## STATED PROBLEM
Search the data below for the word "type" and copy each line that holds it.

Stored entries
— BEGIN —

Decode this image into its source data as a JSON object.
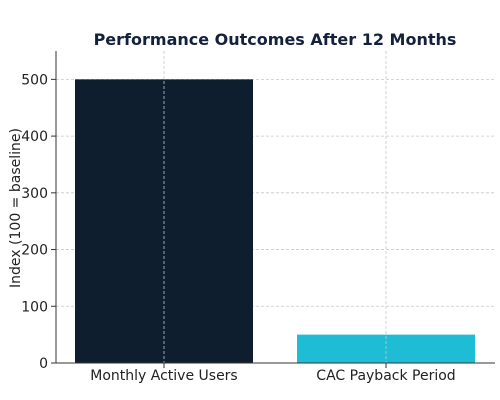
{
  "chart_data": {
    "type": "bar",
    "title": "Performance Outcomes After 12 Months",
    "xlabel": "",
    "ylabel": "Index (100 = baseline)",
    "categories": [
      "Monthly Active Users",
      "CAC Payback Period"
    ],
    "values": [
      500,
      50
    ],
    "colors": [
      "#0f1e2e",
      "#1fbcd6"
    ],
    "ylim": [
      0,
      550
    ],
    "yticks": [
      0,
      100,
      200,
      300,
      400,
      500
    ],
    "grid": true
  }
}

— END —
— BEGIN —

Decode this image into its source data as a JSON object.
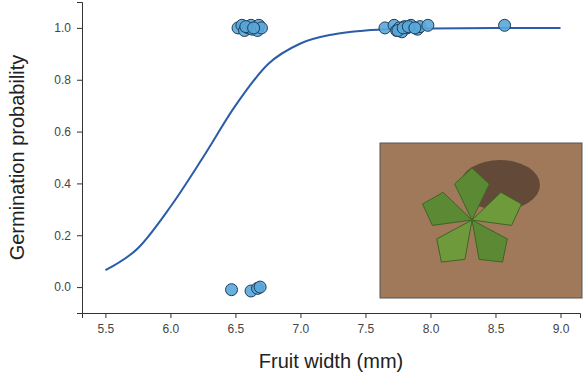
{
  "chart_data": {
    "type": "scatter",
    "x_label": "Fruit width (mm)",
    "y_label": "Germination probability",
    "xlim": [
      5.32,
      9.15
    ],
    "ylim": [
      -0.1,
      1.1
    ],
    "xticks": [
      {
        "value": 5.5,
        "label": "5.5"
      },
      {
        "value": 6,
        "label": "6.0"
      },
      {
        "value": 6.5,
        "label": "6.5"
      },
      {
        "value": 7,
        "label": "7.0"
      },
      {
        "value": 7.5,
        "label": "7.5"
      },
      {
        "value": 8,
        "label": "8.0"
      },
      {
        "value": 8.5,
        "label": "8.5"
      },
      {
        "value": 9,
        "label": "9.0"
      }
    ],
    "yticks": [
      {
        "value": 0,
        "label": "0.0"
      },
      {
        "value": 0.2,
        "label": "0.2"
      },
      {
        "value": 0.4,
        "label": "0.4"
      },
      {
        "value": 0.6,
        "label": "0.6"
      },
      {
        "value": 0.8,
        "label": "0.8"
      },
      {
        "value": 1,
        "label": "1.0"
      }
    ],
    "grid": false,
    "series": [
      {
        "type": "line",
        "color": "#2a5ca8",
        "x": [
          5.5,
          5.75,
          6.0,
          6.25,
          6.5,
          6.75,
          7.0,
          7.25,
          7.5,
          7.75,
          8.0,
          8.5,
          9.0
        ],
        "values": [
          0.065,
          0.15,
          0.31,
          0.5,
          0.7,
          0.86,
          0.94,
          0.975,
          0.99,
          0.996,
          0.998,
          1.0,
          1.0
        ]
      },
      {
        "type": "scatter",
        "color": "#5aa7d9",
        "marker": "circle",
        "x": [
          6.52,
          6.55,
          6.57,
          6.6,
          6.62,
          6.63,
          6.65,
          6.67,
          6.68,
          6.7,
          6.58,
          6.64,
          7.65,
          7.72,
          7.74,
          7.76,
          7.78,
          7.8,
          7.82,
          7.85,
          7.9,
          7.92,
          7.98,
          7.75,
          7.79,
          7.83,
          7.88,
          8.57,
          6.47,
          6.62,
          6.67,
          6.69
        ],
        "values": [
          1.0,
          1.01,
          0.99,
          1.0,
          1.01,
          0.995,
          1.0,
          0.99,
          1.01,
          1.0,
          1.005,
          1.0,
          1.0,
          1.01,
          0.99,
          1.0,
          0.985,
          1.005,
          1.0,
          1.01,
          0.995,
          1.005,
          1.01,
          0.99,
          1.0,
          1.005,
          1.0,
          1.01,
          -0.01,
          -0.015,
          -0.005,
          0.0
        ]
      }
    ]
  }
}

— END —

## THE RESPONSE
    "type": "bar",
    "type": "scatter",
        "type": "line",
        "type": "scatter",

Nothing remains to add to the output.